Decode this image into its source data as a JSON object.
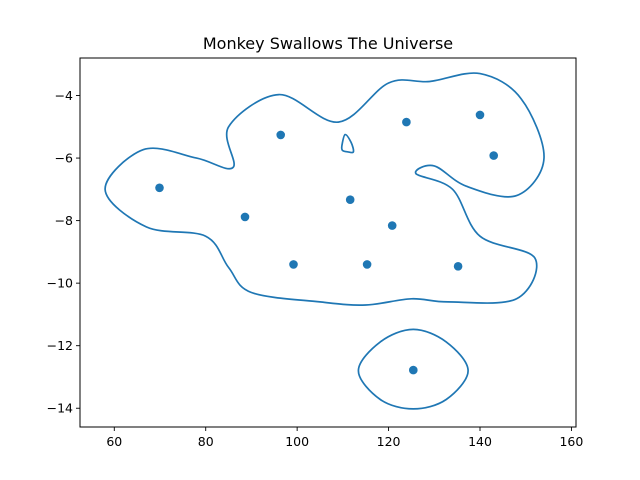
{
  "chart_data": {
    "type": "scatter",
    "title": "Monkey Swallows The Universe",
    "xlabel": "",
    "ylabel": "",
    "xlim": [
      52.5,
      161.0
    ],
    "ylim": [
      -14.6,
      -2.8
    ],
    "xticks": [
      60,
      80,
      100,
      120,
      140,
      160
    ],
    "yticks": [
      -4,
      -6,
      -8,
      -10,
      -12,
      -14
    ],
    "xtick_labels": [
      "60",
      "80",
      "100",
      "120",
      "140",
      "160"
    ],
    "ytick_labels": [
      "−4",
      "−6",
      "−8",
      "−10",
      "−12",
      "−14"
    ],
    "grid": false,
    "color": "#1f77b4",
    "points": [
      {
        "x": 69.9,
        "y": -6.95
      },
      {
        "x": 88.6,
        "y": -7.88
      },
      {
        "x": 96.4,
        "y": -5.26
      },
      {
        "x": 99.2,
        "y": -9.4
      },
      {
        "x": 111.6,
        "y": -7.33
      },
      {
        "x": 115.3,
        "y": -9.4
      },
      {
        "x": 120.8,
        "y": -8.16
      },
      {
        "x": 123.9,
        "y": -4.85
      },
      {
        "x": 135.2,
        "y": -9.46
      },
      {
        "x": 140.0,
        "y": -4.62
      },
      {
        "x": 143.0,
        "y": -5.92
      },
      {
        "x": 125.4,
        "y": -12.78
      }
    ],
    "contours": [
      [
        [
          66.4,
          -5.73
        ],
        [
          78.0,
          -6.0
        ],
        [
          86.0,
          -6.3
        ],
        [
          85.0,
          -5.0
        ],
        [
          96.0,
          -3.97
        ],
        [
          109.0,
          -4.85
        ],
        [
          120.0,
          -3.6
        ],
        [
          129.0,
          -3.55
        ],
        [
          140.0,
          -3.3
        ],
        [
          149.0,
          -4.1
        ],
        [
          154.0,
          -6.0
        ],
        [
          148.0,
          -7.2
        ],
        [
          137.0,
          -6.9
        ],
        [
          130.0,
          -6.25
        ],
        [
          126.0,
          -6.5
        ],
        [
          134.0,
          -7.0
        ],
        [
          140.0,
          -8.5
        ],
        [
          152.0,
          -9.2
        ],
        [
          148.0,
          -10.5
        ],
        [
          133.0,
          -10.6
        ],
        [
          125.0,
          -10.5
        ],
        [
          115.0,
          -10.7
        ],
        [
          105.0,
          -10.6
        ],
        [
          90.0,
          -10.3
        ],
        [
          85.0,
          -9.5
        ],
        [
          80.0,
          -8.5
        ],
        [
          67.0,
          -8.2
        ],
        [
          58.0,
          -7.0
        ]
      ],
      [
        [
          109.8,
          -5.6
        ],
        [
          110.5,
          -5.25
        ],
        [
          111.8,
          -5.5
        ],
        [
          112.3,
          -5.8
        ],
        [
          111.0,
          -5.8
        ],
        [
          109.9,
          -5.75
        ]
      ],
      [
        [
          125.4,
          -11.48
        ],
        [
          132.6,
          -11.88
        ],
        [
          137.4,
          -12.8
        ],
        [
          132.6,
          -13.72
        ],
        [
          125.4,
          -14.02
        ],
        [
          118.2,
          -13.72
        ],
        [
          113.4,
          -12.8
        ],
        [
          118.2,
          -11.88
        ]
      ]
    ]
  }
}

·····

**Given request**
Give back every line exactly as it stands, pictures excluded.

**Full answer**
Decode this image into its source data as a JSON object.
{
  "chart_data": {
    "type": "scatter",
    "title": "Monkey Swallows The Universe",
    "xlabel": "",
    "ylabel": "",
    "xlim": [
      52.5,
      161.0
    ],
    "ylim": [
      -14.6,
      -2.8
    ],
    "xticks": [
      60,
      80,
      100,
      120,
      140,
      160
    ],
    "yticks": [
      -4,
      -6,
      -8,
      -10,
      -12,
      -14
    ],
    "xtick_labels": [
      "60",
      "80",
      "100",
      "120",
      "140",
      "160"
    ],
    "ytick_labels": [
      "−4",
      "−6",
      "−8",
      "−10",
      "−12",
      "−14"
    ],
    "grid": false,
    "color": "#1f77b4",
    "points": [
      {
        "x": 69.9,
        "y": -6.95
      },
      {
        "x": 88.6,
        "y": -7.88
      },
      {
        "x": 96.4,
        "y": -5.26
      },
      {
        "x": 99.2,
        "y": -9.4
      },
      {
        "x": 111.6,
        "y": -7.33
      },
      {
        "x": 115.3,
        "y": -9.4
      },
      {
        "x": 120.8,
        "y": -8.16
      },
      {
        "x": 123.9,
        "y": -4.85
      },
      {
        "x": 135.2,
        "y": -9.46
      },
      {
        "x": 140.0,
        "y": -4.62
      },
      {
        "x": 143.0,
        "y": -5.92
      },
      {
        "x": 125.4,
        "y": -12.78
      }
    ],
    "contours": [
      [
        [
          66.4,
          -5.73
        ],
        [
          78.0,
          -6.0
        ],
        [
          86.0,
          -6.3
        ],
        [
          85.0,
          -5.0
        ],
        [
          96.0,
          -3.97
        ],
        [
          109.0,
          -4.85
        ],
        [
          120.0,
          -3.6
        ],
        [
          129.0,
          -3.55
        ],
        [
          140.0,
          -3.3
        ],
        [
          149.0,
          -4.1
        ],
        [
          154.0,
          -6.0
        ],
        [
          148.0,
          -7.2
        ],
        [
          137.0,
          -6.9
        ],
        [
          130.0,
          -6.25
        ],
        [
          126.0,
          -6.5
        ],
        [
          134.0,
          -7.0
        ],
        [
          140.0,
          -8.5
        ],
        [
          152.0,
          -9.2
        ],
        [
          148.0,
          -10.5
        ],
        [
          133.0,
          -10.6
        ],
        [
          125.0,
          -10.5
        ],
        [
          115.0,
          -10.7
        ],
        [
          105.0,
          -10.6
        ],
        [
          90.0,
          -10.3
        ],
        [
          85.0,
          -9.5
        ],
        [
          80.0,
          -8.5
        ],
        [
          67.0,
          -8.2
        ],
        [
          58.0,
          -7.0
        ]
      ],
      [
        [
          109.8,
          -5.6
        ],
        [
          110.5,
          -5.25
        ],
        [
          111.8,
          -5.5
        ],
        [
          112.3,
          -5.8
        ],
        [
          111.0,
          -5.8
        ],
        [
          109.9,
          -5.75
        ]
      ],
      [
        [
          125.4,
          -11.48
        ],
        [
          132.6,
          -11.88
        ],
        [
          137.4,
          -12.8
        ],
        [
          132.6,
          -13.72
        ],
        [
          125.4,
          -14.02
        ],
        [
          118.2,
          -13.72
        ],
        [
          113.4,
          -12.8
        ],
        [
          118.2,
          -11.88
        ]
      ]
    ]
  }
}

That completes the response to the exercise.